Request:
Go through the listing and copy each line with the string "time".

Available data:
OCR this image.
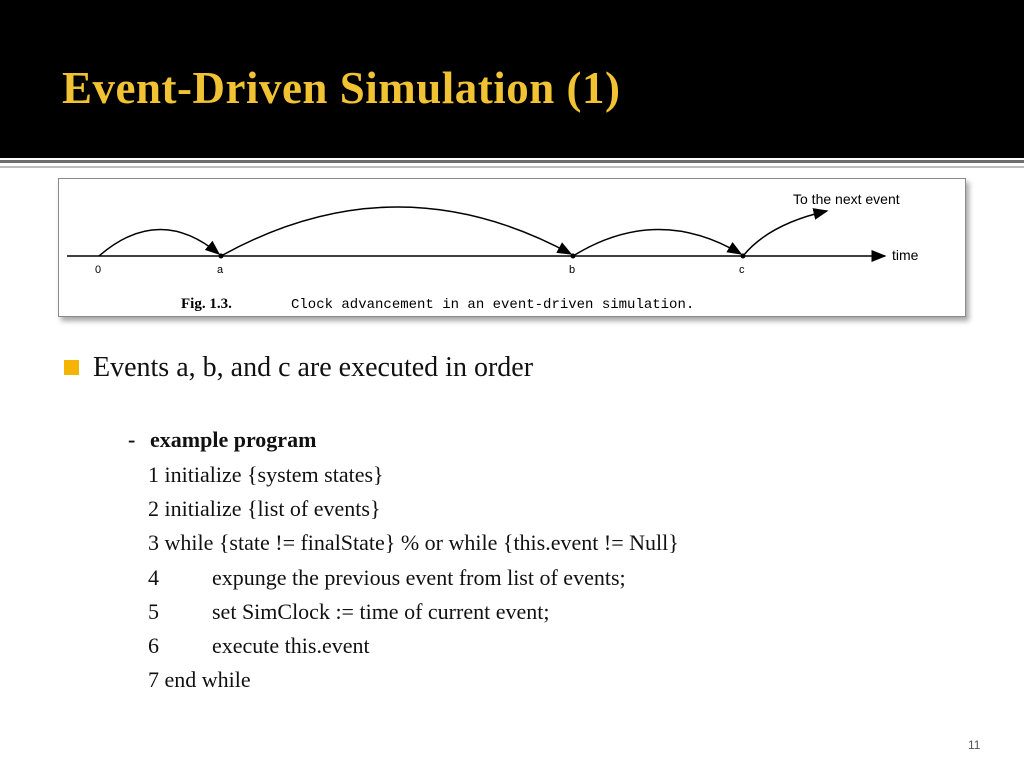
Event-Driven Simulation (1)
0	a	b	c
time
To the next event
Fig. 1.3.	Clock advancement in an event-driven simulation.
Events a, b, and c are executed in order
- example program
1 initialize {system states}
2 initialize {list of events}
3 while {state != finalState} % or while {this.event != Null}
4 expunge the previous event from list of events;
5 set SimClock := time of current event;
6 execute this.event
7 end while
11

Answer below:
time
5 set SimClock := time of current event;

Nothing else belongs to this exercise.